FRAGMENTO CITADO →

En los últimos años, la pregunta por un posible
cosmopolitismo crítico ha sido abordada desde diversos ángulos teóricos, en
trabajos reunidos en el volumen Cosmopolitics
editado por Brcue Robbins y Pheng Cheah. La cuestión del cosmopolitismo tiene
una larga y enriscada historia en los estudios latinoamericanos; aparece como
objeto de crítica enconada en los escritos de Rodó entre otros, pero también
como gesto necesario de inserción latinoamericana en lo global en ensayos de
Roberto Fernández Retamar, cuyo Calibán
fue visto en su momento como una contraparte hispanoamericana al Orientalismo de Edward Said. Es en una
carta conocidísima de Julio Cortázar a Retamar que se replantea la cuestión en
los años sesenta, produciéndose a partir de este documento una polémica entre
Cortázar y José María Arguedas sobre el posicionamiento estratégico del
escritor latinoamericano. No vamos a entrar aquí en los pormenores del debate,
pero el punto crítico viene a ser la relación entre provincialismo y
cosmopolitismo, pensada por dos escritores que tratan la cuestión de la
migrancia, de las ciudades, de los cuerpos y sus afiliaciones. En su novela Rayuela, Cortázar ya había empezado a
delinear los contornos del debate sobre la condición tensa del migrante
latinoamericano, sobre el entrelugar, sobre la posición del artista en la
comunidad global. Pero hay un episodio extraño que aparece en la sección
parisina que parece desentonar con el resto de las meditaciones existenciales y
estéticas de la novela. En una reunión del club de artistas fracasados al que
pertenece el protagonista Horacio Oliveira, aparece el chino Wong, al que le
instan a mostrar una serie de fotos que normalmente reserva para las francesitas
del café. Las fotos, que Wong enseña poco a poco con un pudor malicioso,
representan borrosas etapas del desmembramiento de un sujeto apenas
distinguible; son una muestra, explica Wong con alegre picardía, del arte
chino, aunque en una versión primitiva. ¿Cómo reaccionar? Efectivamente, ante
tales horrores del supuesto arte auto-exotista, los miembros del Club no
reaccionan en absoluto, pero la novela sí: se desencadena a partir de esta
muestra, y de la falta de reacción ante ella, una serie de reflexiones acerca
de la ética y de la legalización de la tortura en Occidente. En seguida, la
Maga, quien se había resistido a contar su propia historia, la empieza a
contar, pero lo que cuenta es una historia elíptica y fragmentada de
violaciones y agresiones interraciales que se niega a ofrecer una imagen
consumada y consumible de esta chica rioplatense para un público diaspórico
parisiense. El contacto con una cultura que se despedaza parece sacar de quicio
a la identidad latinoamericana, pero a la vez que la desarticula, también le
saca una versión metonímica, fragmentada, y violenta, de su propia historia.

TAREA ASIGNADA A →
Indica si cada afirmación concuerda con el fragmento citado: (i) el Calibán de Roberto Fernández Retamar fue visto como una contraparte hispanoamericana al Orientalismo de Edward Said; (ii) los miembros del Club reaccionan con indignación ante las fotos de Wong; (iii) la Maga cuenta una historia completa y lineal. Responde sí o no y cita las palabras decisivas.
El fragmento citado y los registros no tienen ninguna relación entre sí.

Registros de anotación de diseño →
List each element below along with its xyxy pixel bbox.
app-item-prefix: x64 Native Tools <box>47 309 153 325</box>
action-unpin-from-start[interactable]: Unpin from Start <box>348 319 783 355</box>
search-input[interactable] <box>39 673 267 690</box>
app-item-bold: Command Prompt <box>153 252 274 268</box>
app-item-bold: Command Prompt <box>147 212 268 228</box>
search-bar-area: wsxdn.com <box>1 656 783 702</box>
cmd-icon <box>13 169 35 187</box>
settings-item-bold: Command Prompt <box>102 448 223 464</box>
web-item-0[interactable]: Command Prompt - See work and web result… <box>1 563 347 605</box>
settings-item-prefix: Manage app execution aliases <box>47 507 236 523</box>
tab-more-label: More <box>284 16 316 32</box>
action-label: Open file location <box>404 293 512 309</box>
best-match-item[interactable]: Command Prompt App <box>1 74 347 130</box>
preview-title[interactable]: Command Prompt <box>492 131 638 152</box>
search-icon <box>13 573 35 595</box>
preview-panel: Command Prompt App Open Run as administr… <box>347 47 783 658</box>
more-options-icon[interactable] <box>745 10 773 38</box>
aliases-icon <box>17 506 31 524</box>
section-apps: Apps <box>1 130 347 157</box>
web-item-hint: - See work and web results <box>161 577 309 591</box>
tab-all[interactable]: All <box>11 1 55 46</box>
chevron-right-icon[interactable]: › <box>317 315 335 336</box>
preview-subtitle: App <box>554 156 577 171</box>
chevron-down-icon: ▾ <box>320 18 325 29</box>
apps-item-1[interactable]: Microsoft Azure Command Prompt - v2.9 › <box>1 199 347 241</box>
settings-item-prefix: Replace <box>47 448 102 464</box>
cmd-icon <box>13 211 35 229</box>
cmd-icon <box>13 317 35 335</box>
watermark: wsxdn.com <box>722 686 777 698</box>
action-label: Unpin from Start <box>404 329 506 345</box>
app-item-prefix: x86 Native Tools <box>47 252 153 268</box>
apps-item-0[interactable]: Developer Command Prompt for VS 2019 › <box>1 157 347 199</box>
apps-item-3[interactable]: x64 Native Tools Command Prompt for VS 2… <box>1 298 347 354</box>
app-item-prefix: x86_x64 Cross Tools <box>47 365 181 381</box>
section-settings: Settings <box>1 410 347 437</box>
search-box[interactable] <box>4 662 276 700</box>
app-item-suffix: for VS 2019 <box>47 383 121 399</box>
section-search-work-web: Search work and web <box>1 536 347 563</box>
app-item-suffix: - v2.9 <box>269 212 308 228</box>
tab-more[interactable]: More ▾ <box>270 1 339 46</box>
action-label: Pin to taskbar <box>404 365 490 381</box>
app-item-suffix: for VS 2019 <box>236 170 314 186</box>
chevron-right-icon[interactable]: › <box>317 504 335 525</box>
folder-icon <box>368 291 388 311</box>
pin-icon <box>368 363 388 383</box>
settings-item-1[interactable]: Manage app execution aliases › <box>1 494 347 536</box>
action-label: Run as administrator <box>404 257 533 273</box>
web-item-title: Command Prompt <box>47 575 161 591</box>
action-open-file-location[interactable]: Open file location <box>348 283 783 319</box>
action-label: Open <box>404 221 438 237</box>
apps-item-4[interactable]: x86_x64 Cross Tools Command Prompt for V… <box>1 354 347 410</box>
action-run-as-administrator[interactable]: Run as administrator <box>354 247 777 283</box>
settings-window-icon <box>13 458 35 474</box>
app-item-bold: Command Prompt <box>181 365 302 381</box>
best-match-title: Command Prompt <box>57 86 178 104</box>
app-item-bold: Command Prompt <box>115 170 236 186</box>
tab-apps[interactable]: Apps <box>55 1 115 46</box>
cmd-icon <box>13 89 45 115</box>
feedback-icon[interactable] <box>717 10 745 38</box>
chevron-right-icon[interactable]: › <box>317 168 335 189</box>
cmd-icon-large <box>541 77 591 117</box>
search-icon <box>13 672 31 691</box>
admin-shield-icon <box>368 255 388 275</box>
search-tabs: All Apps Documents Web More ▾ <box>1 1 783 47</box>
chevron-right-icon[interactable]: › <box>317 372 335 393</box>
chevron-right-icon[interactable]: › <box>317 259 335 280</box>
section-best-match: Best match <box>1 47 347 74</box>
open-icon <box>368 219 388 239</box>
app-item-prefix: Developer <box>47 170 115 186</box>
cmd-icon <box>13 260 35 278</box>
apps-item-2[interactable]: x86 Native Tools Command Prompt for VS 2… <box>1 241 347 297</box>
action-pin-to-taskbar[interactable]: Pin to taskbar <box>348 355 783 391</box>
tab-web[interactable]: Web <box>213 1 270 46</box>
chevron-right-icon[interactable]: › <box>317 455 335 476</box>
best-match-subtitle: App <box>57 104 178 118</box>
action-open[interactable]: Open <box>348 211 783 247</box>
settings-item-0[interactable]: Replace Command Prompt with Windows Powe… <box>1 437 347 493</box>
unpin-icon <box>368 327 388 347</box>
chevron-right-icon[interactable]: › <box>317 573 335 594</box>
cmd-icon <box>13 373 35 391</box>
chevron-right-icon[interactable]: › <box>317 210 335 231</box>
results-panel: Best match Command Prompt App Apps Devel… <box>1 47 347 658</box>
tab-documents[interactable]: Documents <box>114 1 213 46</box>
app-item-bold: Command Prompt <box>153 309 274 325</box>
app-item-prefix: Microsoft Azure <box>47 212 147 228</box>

TAREA ASIGNADA B →
Transcribe textualmente los registros desde su primera línea hasta la línea que contiene "settings-item-bold: Command Prompt", con ambos extremos incluidos.

RESPUESTA COMPLETA A →
(i) Sí: «fue visto en su momento como una contraparte hispanoamericana al Orientalismo de Edward Said».
(ii) No: «los miembros del Club no reaccionan en absoluto».
(iii) No: «una historia elíptica y fragmentada».

RESPUESTA COMPLETA B →
List each element below along with its xyxy pixel bbox.
app-item-prefix: x64 Native Tools <box>47 309 153 325</box>
action-unpin-from-start[interactable]: Unpin from Start <box>348 319 783 355</box>
search-input[interactable] <box>39 673 267 690</box>
app-item-bold: Command Prompt <box>153 252 274 268</box>
app-item-bold: Command Prompt <box>147 212 268 228</box>
search-bar-area: wsxdn.com <box>1 656 783 702</box>
cmd-icon <box>13 169 35 187</box>
settings-item-bold: Command Prompt <box>102 448 223 464</box>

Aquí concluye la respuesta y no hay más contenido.